start Records shown

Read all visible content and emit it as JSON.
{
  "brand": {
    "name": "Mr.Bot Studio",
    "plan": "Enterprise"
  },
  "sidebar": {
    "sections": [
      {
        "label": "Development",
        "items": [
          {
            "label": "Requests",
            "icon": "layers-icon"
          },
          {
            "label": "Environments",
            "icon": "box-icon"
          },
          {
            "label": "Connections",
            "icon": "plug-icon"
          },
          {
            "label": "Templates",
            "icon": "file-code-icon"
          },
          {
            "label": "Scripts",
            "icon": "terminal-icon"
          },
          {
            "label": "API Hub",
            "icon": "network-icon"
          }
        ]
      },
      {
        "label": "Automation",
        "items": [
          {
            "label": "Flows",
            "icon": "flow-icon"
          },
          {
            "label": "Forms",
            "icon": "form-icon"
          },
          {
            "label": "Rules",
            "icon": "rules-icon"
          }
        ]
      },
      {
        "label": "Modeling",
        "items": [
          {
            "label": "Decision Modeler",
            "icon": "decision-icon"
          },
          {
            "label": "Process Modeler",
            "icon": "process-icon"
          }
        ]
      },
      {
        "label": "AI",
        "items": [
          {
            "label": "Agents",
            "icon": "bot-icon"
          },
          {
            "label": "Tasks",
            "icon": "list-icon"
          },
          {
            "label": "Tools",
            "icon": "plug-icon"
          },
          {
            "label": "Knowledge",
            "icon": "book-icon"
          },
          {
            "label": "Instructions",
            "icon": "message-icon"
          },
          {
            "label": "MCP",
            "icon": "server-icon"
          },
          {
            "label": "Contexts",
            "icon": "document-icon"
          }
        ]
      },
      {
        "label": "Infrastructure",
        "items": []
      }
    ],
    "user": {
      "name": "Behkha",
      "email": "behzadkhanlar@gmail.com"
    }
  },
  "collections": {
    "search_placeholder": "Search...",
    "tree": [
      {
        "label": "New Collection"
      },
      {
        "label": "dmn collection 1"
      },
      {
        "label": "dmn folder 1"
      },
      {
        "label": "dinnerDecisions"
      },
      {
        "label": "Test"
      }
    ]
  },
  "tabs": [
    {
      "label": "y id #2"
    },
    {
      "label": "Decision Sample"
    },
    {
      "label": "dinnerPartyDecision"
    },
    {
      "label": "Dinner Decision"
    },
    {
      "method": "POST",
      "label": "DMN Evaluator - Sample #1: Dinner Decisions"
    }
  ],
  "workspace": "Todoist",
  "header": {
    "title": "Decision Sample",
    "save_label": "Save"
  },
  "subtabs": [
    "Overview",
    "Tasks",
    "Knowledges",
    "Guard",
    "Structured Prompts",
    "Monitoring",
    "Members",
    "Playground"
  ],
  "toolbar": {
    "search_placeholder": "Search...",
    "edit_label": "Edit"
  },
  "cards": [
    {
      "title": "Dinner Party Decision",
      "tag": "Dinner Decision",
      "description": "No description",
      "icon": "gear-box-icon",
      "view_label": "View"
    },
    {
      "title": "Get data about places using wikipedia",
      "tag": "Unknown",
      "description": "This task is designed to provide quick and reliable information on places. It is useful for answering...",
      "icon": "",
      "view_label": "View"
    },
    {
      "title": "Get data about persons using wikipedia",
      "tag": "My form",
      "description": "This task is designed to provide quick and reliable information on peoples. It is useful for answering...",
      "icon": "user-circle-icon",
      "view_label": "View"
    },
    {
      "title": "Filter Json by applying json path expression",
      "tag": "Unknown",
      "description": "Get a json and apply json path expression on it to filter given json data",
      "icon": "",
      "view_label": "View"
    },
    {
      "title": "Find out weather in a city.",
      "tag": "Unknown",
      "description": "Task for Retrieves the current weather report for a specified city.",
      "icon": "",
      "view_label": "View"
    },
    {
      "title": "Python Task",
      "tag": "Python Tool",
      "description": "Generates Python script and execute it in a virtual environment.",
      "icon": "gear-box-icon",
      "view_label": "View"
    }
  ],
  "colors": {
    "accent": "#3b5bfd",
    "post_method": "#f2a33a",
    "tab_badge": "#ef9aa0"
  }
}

end Records shown

How many lines in the records above contain the word "weather"? Reply with the number and nothing more.

Result for this exercise:
2